Stored data
++++

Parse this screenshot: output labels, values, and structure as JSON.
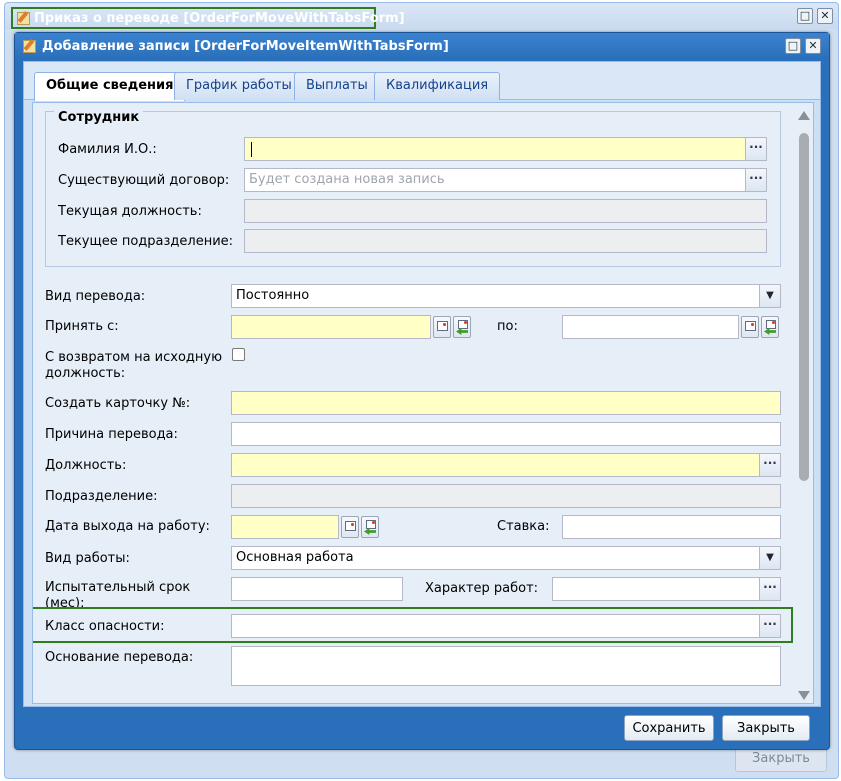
{
  "outer_window": {
    "title": "Приказ о переводе [OrderForMoveWithTabsForm]",
    "bg_close_button": "Закрыть"
  },
  "dialog": {
    "title": "Добавление записи [OrderForMoveItemWithTabsForm]",
    "buttons": {
      "save": "Сохранить",
      "close": "Закрыть"
    }
  },
  "tabs": [
    {
      "label": "Общие сведения",
      "active": true
    },
    {
      "label": "График работы",
      "active": false
    },
    {
      "label": "Выплаты",
      "active": false
    },
    {
      "label": "Квалификация",
      "active": false
    }
  ],
  "employee": {
    "legend": "Сотрудник",
    "fio_label": "Фамилия И.О.:",
    "fio_value": "",
    "contract_label": "Существующий договор:",
    "contract_placeholder": "Будет создана новая запись",
    "position_label": "Текущая должность:",
    "position_value": "",
    "department_label": "Текущее подразделение:",
    "department_value": ""
  },
  "form": {
    "transfer_type_label": "Вид перевода:",
    "transfer_type_value": "Постоянно",
    "accept_from_label": "Принять с:",
    "accept_from_value": "",
    "to_label": "по:",
    "to_value": "",
    "return_label": "С возвратом на исходную должность:",
    "return_checked": false,
    "card_label": "Создать карточку №:",
    "card_value": "",
    "reason_label": "Причина перевода:",
    "reason_value": "",
    "position_label": "Должность:",
    "position_value": "",
    "department_label": "Подразделение:",
    "department_value": "",
    "start_date_label": "Дата выхода на работу:",
    "start_date_value": "",
    "rate_label": "Ставка:",
    "rate_value": "",
    "work_type_label": "Вид работы:",
    "work_type_value": "Основная работа",
    "probation_label": "Испытательный срок (мес):",
    "probation_value": "",
    "work_nature_label": "Характер работ:",
    "work_nature_value": "",
    "hazard_class_label": "Класс опасности:",
    "hazard_class_value": "",
    "basis_label": "Основание перевода:",
    "basis_value": ""
  },
  "icons": {
    "ellipsis": "···",
    "combo_arrow": "▼",
    "maximize": "□",
    "close": "✕"
  },
  "colors": {
    "required_field": "#ffffc6",
    "readonly_field": "#eceef0",
    "dialog_header": "#2a6fb9",
    "highlight": "#2f7d1c"
  }
}
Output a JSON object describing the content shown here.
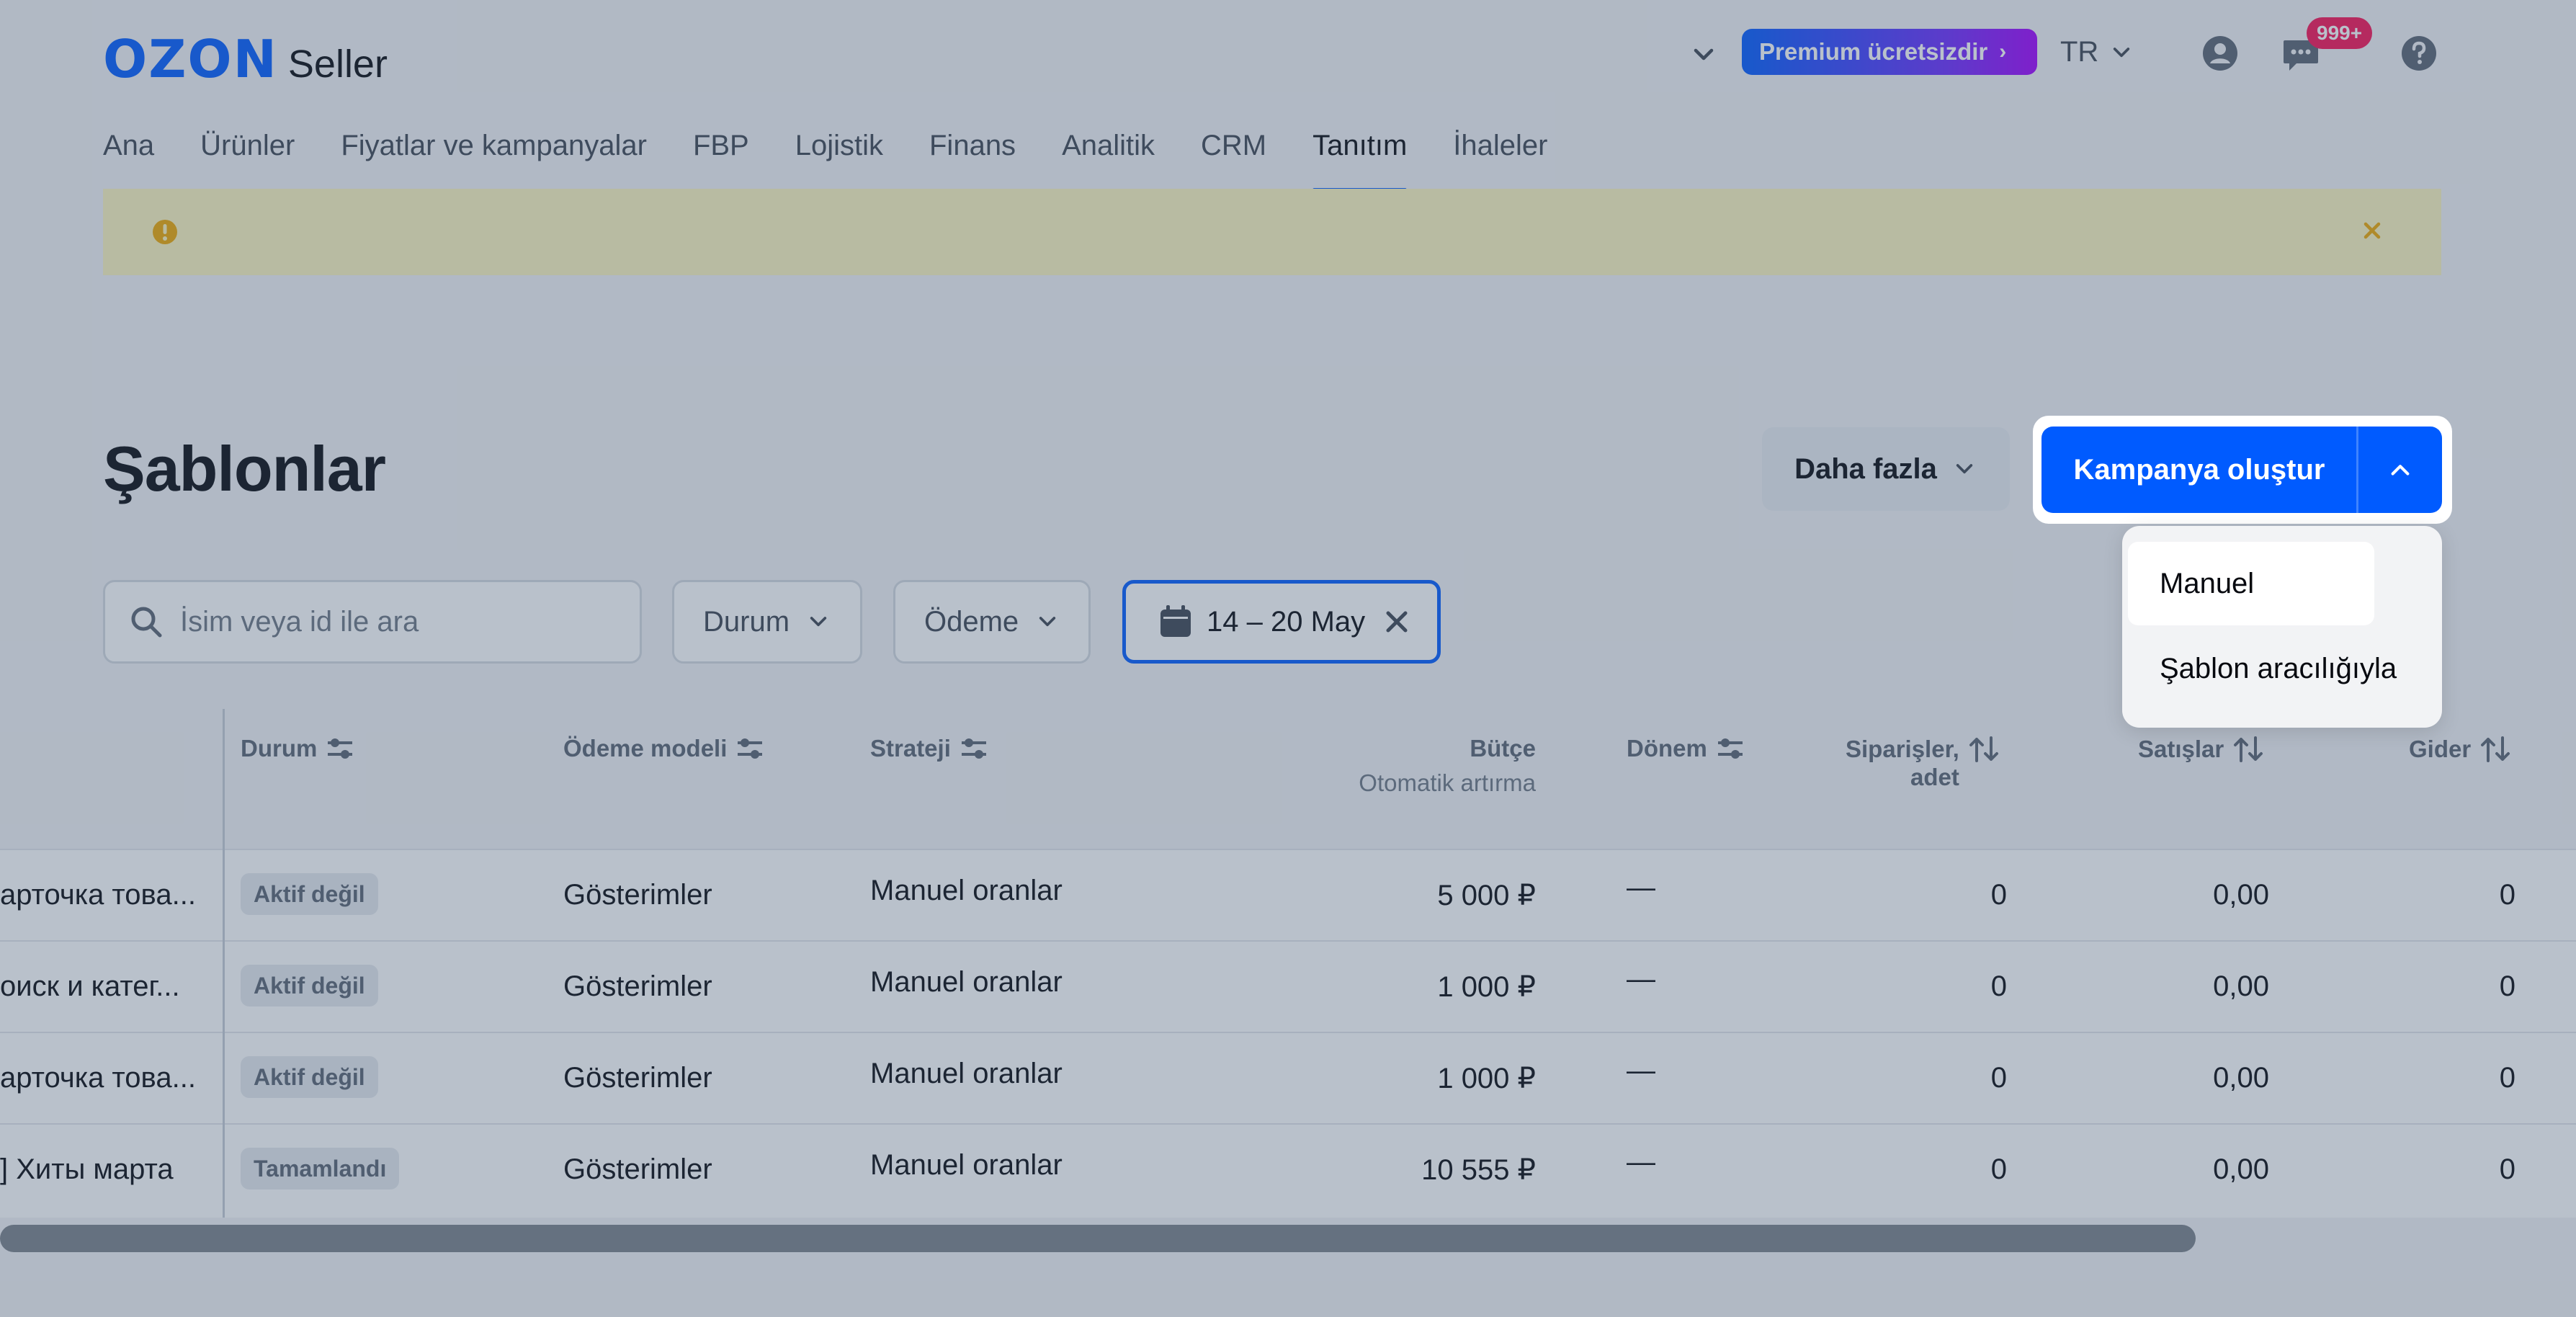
{
  "brand": {
    "logo_main": "OZON",
    "logo_sub": "Seller"
  },
  "topbar": {
    "premium_label": "Premium ücretsizdir",
    "premium_arrow": "›",
    "language": "TR",
    "notification_count": "999+"
  },
  "nav": {
    "items": [
      {
        "label": "Ana",
        "active": false
      },
      {
        "label": "Ürünler",
        "active": false
      },
      {
        "label": "Fiyatlar ve kampanyalar",
        "active": false
      },
      {
        "label": "FBP",
        "active": false
      },
      {
        "label": "Lojistik",
        "active": false
      },
      {
        "label": "Finans",
        "active": false
      },
      {
        "label": "Analitik",
        "active": false
      },
      {
        "label": "CRM",
        "active": false
      },
      {
        "label": "Tanıtım",
        "active": true
      },
      {
        "label": "İhaleler",
        "active": false
      }
    ]
  },
  "page": {
    "title": "Şablonlar"
  },
  "actions": {
    "more_label": "Daha fazla",
    "create_label": "Kampanya oluştur"
  },
  "create_menu": {
    "items": [
      {
        "label": "Manuel",
        "selected": true
      },
      {
        "label": "Şablon aracılığıyla",
        "selected": false
      }
    ]
  },
  "filters": {
    "search_placeholder": "İsim veya id ile ara",
    "status_label": "Durum",
    "payment_label": "Ödeme",
    "date_range": "14 – 20 May"
  },
  "table": {
    "headers": {
      "status": "Durum",
      "payment_model": "Ödeme modeli",
      "strategy": "Strateji",
      "budget": "Bütçe",
      "budget_sub": "Otomatik artırma",
      "period": "Dönem",
      "orders": "Siparişler,",
      "orders_sub": "adet",
      "sales": "Satışlar",
      "expense": "Gider"
    },
    "rows": [
      {
        "name": "арточка това...",
        "status": "Aktif değil",
        "payment": "Gösterimler",
        "strategy": "Manuel oranlar",
        "budget": "5 000 ₽",
        "period": "—",
        "orders": "0",
        "sales": "0,00",
        "expense": "0"
      },
      {
        "name": "оиск и катег...",
        "status": "Aktif değil",
        "payment": "Gösterimler",
        "strategy": "Manuel oranlar",
        "budget": "1 000 ₽",
        "period": "—",
        "orders": "0",
        "sales": "0,00",
        "expense": "0"
      },
      {
        "name": "арточка това...",
        "status": "Aktif değil",
        "payment": "Gösterimler",
        "strategy": "Manuel oranlar",
        "budget": "1 000 ₽",
        "period": "—",
        "orders": "0",
        "sales": "0,00",
        "expense": "0"
      },
      {
        "name": "] Хиты марта",
        "status": "Tamamlandı",
        "payment": "Gösterimler",
        "strategy": "Manuel oranlar",
        "budget": "10 555 ₽",
        "period": "—",
        "orders": "0",
        "sales": "0,00",
        "expense": "0"
      }
    ]
  },
  "icons": {
    "dropdown": "chevron-down-icon",
    "profile": "user-icon",
    "messages": "chat-icon",
    "help": "help-icon",
    "alert": "warning-icon",
    "close": "close-icon",
    "search": "search-icon",
    "calendar": "calendar-icon",
    "filter": "filter-settings-icon",
    "sort": "sort-icon"
  },
  "colors": {
    "brand": "#005bff",
    "premium_gradient_end": "#a300ff",
    "badge": "#f91155",
    "alert_bg": "#fdf5bf",
    "alert_icon": "#f0a800",
    "overlay": "rgba(66,86,113,0.37)"
  }
}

++++

Problem details ▸ Keep every word of the data as it is when you write it out, but drop the pictures.

Result below ▸
Parse this screenshot: output labels, values, and structure as JSON.
{
  "outer_window": {
    "title": "Приказ о переводе [OrderForMoveWithTabsForm]",
    "bg_close_button": "Закрыть"
  },
  "dialog": {
    "title": "Добавление записи [OrderForMoveItemWithTabsForm]",
    "buttons": {
      "save": "Сохранить",
      "close": "Закрыть"
    }
  },
  "tabs": [
    {
      "label": "Общие сведения",
      "active": true
    },
    {
      "label": "График работы",
      "active": false
    },
    {
      "label": "Выплаты",
      "active": false
    },
    {
      "label": "Квалификация",
      "active": false
    }
  ],
  "employee": {
    "legend": "Сотрудник",
    "fio_label": "Фамилия И.О.:",
    "fio_value": "",
    "contract_label": "Существующий договор:",
    "contract_placeholder": "Будет создана новая запись",
    "position_label": "Текущая должность:",
    "position_value": "",
    "department_label": "Текущее подразделение:",
    "department_value": ""
  },
  "form": {
    "transfer_type_label": "Вид перевода:",
    "transfer_type_value": "Постоянно",
    "accept_from_label": "Принять с:",
    "accept_from_value": "",
    "to_label": "по:",
    "to_value": "",
    "return_label": "С возвратом на исходную должность:",
    "return_checked": false,
    "card_label": "Создать карточку №:",
    "card_value": "",
    "reason_label": "Причина перевода:",
    "reason_value": "",
    "position_label": "Должность:",
    "position_value": "",
    "department_label": "Подразделение:",
    "department_value": "",
    "start_date_label": "Дата выхода на работу:",
    "start_date_value": "",
    "rate_label": "Ставка:",
    "rate_value": "",
    "work_type_label": "Вид работы:",
    "work_type_value": "Основная работа",
    "probation_label": "Испытательный срок (мес):",
    "probation_value": "",
    "work_nature_label": "Характер работ:",
    "work_nature_value": "",
    "hazard_class_label": "Класс опасности:",
    "hazard_class_value": "",
    "basis_label": "Основание перевода:",
    "basis_value": ""
  },
  "icons": {
    "ellipsis": "···",
    "combo_arrow": "▼",
    "maximize": "□",
    "close": "✕"
  },
  "colors": {
    "required_field": "#ffffc6",
    "readonly_field": "#eceef0",
    "dialog_header": "#2a6fb9",
    "highlight": "#2f7d1c"
  }
}
Output a JSON object describing the content shown here.
{
  "brand": {
    "logo_main": "OZON",
    "logo_sub": "Seller"
  },
  "topbar": {
    "premium_label": "Premium ücretsizdir",
    "premium_arrow": "›",
    "language": "TR",
    "notification_count": "999+"
  },
  "nav": {
    "items": [
      {
        "label": "Ana",
        "active": false
      },
      {
        "label": "Ürünler",
        "active": false
      },
      {
        "label": "Fiyatlar ve kampanyalar",
        "active": false
      },
      {
        "label": "FBP",
        "active": false
      },
      {
        "label": "Lojistik",
        "active": false
      },
      {
        "label": "Finans",
        "active": false
      },
      {
        "label": "Analitik",
        "active": false
      },
      {
        "label": "CRM",
        "active": false
      },
      {
        "label": "Tanıtım",
        "active": true
      },
      {
        "label": "İhaleler",
        "active": false
      }
    ]
  },
  "page": {
    "title": "Şablonlar"
  },
  "actions": {
    "more_label": "Daha fazla",
    "create_label": "Kampanya oluştur"
  },
  "create_menu": {
    "items": [
      {
        "label": "Manuel",
        "selected": true
      },
      {
        "label": "Şablon aracılığıyla",
        "selected": false
      }
    ]
  },
  "filters": {
    "search_placeholder": "İsim veya id ile ara",
    "status_label": "Durum",
    "payment_label": "Ödeme",
    "date_range": "14 – 20 May"
  },
  "table": {
    "headers": {
      "status": "Durum",
      "payment_model": "Ödeme modeli",
      "strategy": "Strateji",
      "budget": "Bütçe",
      "budget_sub": "Otomatik artırma",
      "period": "Dönem",
      "orders": "Siparişler,",
      "orders_sub": "adet",
      "sales": "Satışlar",
      "expense": "Gider"
    },
    "rows": [
      {
        "name": "арточка това...",
        "status": "Aktif değil",
        "payment": "Gösterimler",
        "strategy": "Manuel oranlar",
        "budget": "5 000 ₽",
        "period": "—",
        "orders": "0",
        "sales": "0,00",
        "expense": "0"
      },
      {
        "name": "оиск и катег...",
        "status": "Aktif değil",
        "payment": "Gösterimler",
        "strategy": "Manuel oranlar",
        "budget": "1 000 ₽",
        "period": "—",
        "orders": "0",
        "sales": "0,00",
        "expense": "0"
      },
      {
        "name": "арточка това...",
        "status": "Aktif değil",
        "payment": "Gösterimler",
        "strategy": "Manuel oranlar",
        "budget": "1 000 ₽",
        "period": "—",
        "orders": "0",
        "sales": "0,00",
        "expense": "0"
      },
      {
        "name": "] Хиты марта",
        "status": "Tamamlandı",
        "payment": "Gösterimler",
        "strategy": "Manuel oranlar",
        "budget": "10 555 ₽",
        "period": "—",
        "orders": "0",
        "sales": "0,00",
        "expense": "0"
      }
    ]
  },
  "icons": {
    "dropdown": "chevron-down-icon",
    "profile": "user-icon",
    "messages": "chat-icon",
    "help": "help-icon",
    "alert": "warning-icon",
    "close": "close-icon",
    "search": "search-icon",
    "calendar": "calendar-icon",
    "filter": "filter-settings-icon",
    "sort": "sort-icon"
  },
  "colors": {
    "brand": "#005bff",
    "premium_gradient_end": "#a300ff",
    "badge": "#f91155",
    "alert_bg": "#fdf5bf",
    "alert_icon": "#f0a800",
    "overlay": "rgba(66,86,113,0.37)"
  }
}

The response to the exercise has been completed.